WORK INSTRUCTIONS
Reproduce all of the material exactly as shown.
☆ ☆ ☆ ☆
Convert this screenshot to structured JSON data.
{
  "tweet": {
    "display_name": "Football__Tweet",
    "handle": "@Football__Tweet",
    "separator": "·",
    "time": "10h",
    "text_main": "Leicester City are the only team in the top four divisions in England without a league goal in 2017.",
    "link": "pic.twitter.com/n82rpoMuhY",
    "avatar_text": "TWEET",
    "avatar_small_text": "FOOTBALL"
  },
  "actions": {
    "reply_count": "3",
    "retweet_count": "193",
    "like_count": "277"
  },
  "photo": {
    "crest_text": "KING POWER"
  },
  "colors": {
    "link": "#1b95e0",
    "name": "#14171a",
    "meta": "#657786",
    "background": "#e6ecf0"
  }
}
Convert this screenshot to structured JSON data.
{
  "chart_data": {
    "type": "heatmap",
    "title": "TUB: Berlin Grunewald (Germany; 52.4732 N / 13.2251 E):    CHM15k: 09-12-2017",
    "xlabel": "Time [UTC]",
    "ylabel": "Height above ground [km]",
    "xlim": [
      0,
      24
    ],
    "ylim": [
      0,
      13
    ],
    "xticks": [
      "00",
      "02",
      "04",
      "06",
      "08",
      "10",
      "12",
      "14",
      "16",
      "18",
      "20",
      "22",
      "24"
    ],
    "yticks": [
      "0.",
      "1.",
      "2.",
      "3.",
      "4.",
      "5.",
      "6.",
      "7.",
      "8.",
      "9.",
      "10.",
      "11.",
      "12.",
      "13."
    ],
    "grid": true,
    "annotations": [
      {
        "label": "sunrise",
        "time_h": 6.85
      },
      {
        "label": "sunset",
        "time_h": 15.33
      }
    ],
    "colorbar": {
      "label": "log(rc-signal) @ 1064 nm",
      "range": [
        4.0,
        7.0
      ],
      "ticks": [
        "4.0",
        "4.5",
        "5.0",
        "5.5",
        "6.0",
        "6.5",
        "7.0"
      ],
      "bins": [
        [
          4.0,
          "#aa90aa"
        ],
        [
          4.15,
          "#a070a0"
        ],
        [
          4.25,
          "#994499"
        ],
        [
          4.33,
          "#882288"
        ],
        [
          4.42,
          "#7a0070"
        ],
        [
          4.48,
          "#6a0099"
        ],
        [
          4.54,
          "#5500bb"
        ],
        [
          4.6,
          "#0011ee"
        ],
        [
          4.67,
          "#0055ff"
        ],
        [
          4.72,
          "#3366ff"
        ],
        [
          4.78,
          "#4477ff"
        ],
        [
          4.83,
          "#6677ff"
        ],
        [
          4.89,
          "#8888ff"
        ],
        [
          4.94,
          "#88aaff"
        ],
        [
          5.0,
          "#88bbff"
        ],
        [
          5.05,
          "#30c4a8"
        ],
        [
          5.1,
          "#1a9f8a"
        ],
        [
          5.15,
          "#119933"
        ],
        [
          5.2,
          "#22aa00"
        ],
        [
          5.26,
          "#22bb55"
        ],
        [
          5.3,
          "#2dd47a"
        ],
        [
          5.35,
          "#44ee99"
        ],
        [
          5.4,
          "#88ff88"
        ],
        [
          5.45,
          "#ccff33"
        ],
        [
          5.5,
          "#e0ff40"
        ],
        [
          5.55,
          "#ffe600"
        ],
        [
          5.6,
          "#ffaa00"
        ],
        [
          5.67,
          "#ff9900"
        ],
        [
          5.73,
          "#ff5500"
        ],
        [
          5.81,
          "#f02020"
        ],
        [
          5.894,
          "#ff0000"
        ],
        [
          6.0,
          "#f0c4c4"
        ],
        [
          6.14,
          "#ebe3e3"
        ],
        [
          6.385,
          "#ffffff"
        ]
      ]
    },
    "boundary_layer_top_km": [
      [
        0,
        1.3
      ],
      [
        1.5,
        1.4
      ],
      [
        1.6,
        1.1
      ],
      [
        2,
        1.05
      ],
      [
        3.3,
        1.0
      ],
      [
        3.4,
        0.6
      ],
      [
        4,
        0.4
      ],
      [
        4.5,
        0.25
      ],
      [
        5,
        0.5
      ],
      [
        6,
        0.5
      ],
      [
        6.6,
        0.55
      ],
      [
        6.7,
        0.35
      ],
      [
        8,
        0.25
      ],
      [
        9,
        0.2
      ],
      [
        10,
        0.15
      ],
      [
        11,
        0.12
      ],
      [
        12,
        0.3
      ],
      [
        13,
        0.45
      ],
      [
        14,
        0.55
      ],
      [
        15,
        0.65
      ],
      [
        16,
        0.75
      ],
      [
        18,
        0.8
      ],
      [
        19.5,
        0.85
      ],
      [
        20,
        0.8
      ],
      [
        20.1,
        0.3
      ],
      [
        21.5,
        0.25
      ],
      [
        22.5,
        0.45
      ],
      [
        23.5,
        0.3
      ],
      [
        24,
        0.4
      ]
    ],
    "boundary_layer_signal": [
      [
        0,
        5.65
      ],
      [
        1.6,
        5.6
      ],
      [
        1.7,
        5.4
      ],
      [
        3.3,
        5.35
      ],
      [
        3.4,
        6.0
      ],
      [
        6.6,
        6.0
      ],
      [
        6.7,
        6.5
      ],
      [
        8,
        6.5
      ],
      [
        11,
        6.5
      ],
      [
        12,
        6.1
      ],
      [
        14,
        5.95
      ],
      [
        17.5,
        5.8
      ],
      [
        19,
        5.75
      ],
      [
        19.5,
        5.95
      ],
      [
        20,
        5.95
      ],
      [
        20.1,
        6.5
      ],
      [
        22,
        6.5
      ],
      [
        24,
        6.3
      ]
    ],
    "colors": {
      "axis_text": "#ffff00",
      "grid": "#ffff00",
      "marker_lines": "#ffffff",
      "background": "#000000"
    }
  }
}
☆ ☆ ☆ ☆
EXERCISE OUTPUT
Convert this screenshot to structured JSON data.
{
  "tweet": {
    "display_name": "Football__Tweet",
    "handle": "@Football__Tweet",
    "separator": "·",
    "time": "10h",
    "text_main": "Leicester City are the only team in the top four divisions in England without a league goal in 2017.",
    "link": "pic.twitter.com/n82rpoMuhY",
    "avatar_text": "TWEET",
    "avatar_small_text": "FOOTBALL"
  },
  "actions": {
    "reply_count": "3",
    "retweet_count": "193",
    "like_count": "277"
  },
  "photo": {
    "crest_text": "KING POWER"
  },
  "colors": {
    "link": "#1b95e0",
    "name": "#14171a",
    "meta": "#657786",
    "background": "#e6ecf0"
  }
}
Convert this screenshot to structured JSON data.
{
  "chart_data": {
    "type": "heatmap",
    "title": "TUB: Berlin Grunewald (Germany; 52.4732 N / 13.2251 E):    CHM15k: 09-12-2017",
    "xlabel": "Time [UTC]",
    "ylabel": "Height above ground [km]",
    "xlim": [
      0,
      24
    ],
    "ylim": [
      0,
      13
    ],
    "xticks": [
      "00",
      "02",
      "04",
      "06",
      "08",
      "10",
      "12",
      "14",
      "16",
      "18",
      "20",
      "22",
      "24"
    ],
    "yticks": [
      "0.",
      "1.",
      "2.",
      "3.",
      "4.",
      "5.",
      "6.",
      "7.",
      "8.",
      "9.",
      "10.",
      "11.",
      "12.",
      "13."
    ],
    "grid": true,
    "annotations": [
      {
        "label": "sunrise",
        "time_h": 6.85
      },
      {
        "label": "sunset",
        "time_h": 15.33
      }
    ],
    "colorbar": {
      "label": "log(rc-signal) @ 1064 nm",
      "range": [
        4.0,
        7.0
      ],
      "ticks": [
        "4.0",
        "4.5",
        "5.0",
        "5.5",
        "6.0",
        "6.5",
        "7.0"
      ],
      "bins": [
        [
          4.0,
          "#aa90aa"
        ],
        [
          4.15,
          "#a070a0"
        ],
        [
          4.25,
          "#994499"
        ],
        [
          4.33,
          "#882288"
        ],
        [
          4.42,
          "#7a0070"
        ],
        [
          4.48,
          "#6a0099"
        ],
        [
          4.54,
          "#5500bb"
        ],
        [
          4.6,
          "#0011ee"
        ],
        [
          4.67,
          "#0055ff"
        ],
        [
          4.72,
          "#3366ff"
        ],
        [
          4.78,
          "#4477ff"
        ],
        [
          4.83,
          "#6677ff"
        ],
        [
          4.89,
          "#8888ff"
        ],
        [
          4.94,
          "#88aaff"
        ],
        [
          5.0,
          "#88bbff"
        ],
        [
          5.05,
          "#30c4a8"
        ],
        [
          5.1,
          "#1a9f8a"
        ],
        [
          5.15,
          "#119933"
        ],
        [
          5.2,
          "#22aa00"
        ],
        [
          5.26,
          "#22bb55"
        ],
        [
          5.3,
          "#2dd47a"
        ],
        [
          5.35,
          "#44ee99"
        ],
        [
          5.4,
          "#88ff88"
        ],
        [
          5.45,
          "#ccff33"
        ],
        [
          5.5,
          "#e0ff40"
        ],
        [
          5.55,
          "#ffe600"
        ],
        [
          5.6,
          "#ffaa00"
        ],
        [
          5.67,
          "#ff9900"
        ],
        [
          5.73,
          "#ff5500"
        ],
        [
          5.81,
          "#f02020"
        ],
        [
          5.894,
          "#ff0000"
        ],
        [
          6.0,
          "#f0c4c4"
        ],
        [
          6.14,
          "#ebe3e3"
        ],
        [
          6.385,
          "#ffffff"
        ]
      ]
    },
    "boundary_layer_top_km": [
      [
        0,
        1.3
      ],
      [
        1.5,
        1.4
      ],
      [
        1.6,
        1.1
      ],
      [
        2,
        1.05
      ],
      [
        3.3,
        1.0
      ],
      [
        3.4,
        0.6
      ],
      [
        4,
        0.4
      ],
      [
        4.5,
        0.25
      ],
      [
        5,
        0.5
      ],
      [
        6,
        0.5
      ],
      [
        6.6,
        0.55
      ],
      [
        6.7,
        0.35
      ],
      [
        8,
        0.25
      ],
      [
        9,
        0.2
      ],
      [
        10,
        0.15
      ],
      [
        11,
        0.12
      ],
      [
        12,
        0.3
      ],
      [
        13,
        0.45
      ],
      [
        14,
        0.55
      ],
      [
        15,
        0.65
      ],
      [
        16,
        0.75
      ],
      [
        18,
        0.8
      ],
      [
        19.5,
        0.85
      ],
      [
        20,
        0.8
      ],
      [
        20.1,
        0.3
      ],
      [
        21.5,
        0.25
      ],
      [
        22.5,
        0.45
      ],
      [
        23.5,
        0.3
      ],
      [
        24,
        0.4
      ]
    ],
    "boundary_layer_signal": [
      [
        0,
        5.65
      ],
      [
        1.6,
        5.6
      ],
      [
        1.7,
        5.4
      ],
      [
        3.3,
        5.35
      ],
      [
        3.4,
        6.0
      ],
      [
        6.6,
        6.0
      ],
      [
        6.7,
        6.5
      ],
      [
        8,
        6.5
      ],
      [
        11,
        6.5
      ],
      [
        12,
        6.1
      ],
      [
        14,
        5.95
      ],
      [
        17.5,
        5.8
      ],
      [
        19,
        5.75
      ],
      [
        19.5,
        5.95
      ],
      [
        20,
        5.95
      ],
      [
        20.1,
        6.5
      ],
      [
        22,
        6.5
      ],
      [
        24,
        6.3
      ]
    ],
    "colors": {
      "axis_text": "#ffff00",
      "grid": "#ffff00",
      "marker_lines": "#ffffff",
      "background": "#000000"
    }
  }
}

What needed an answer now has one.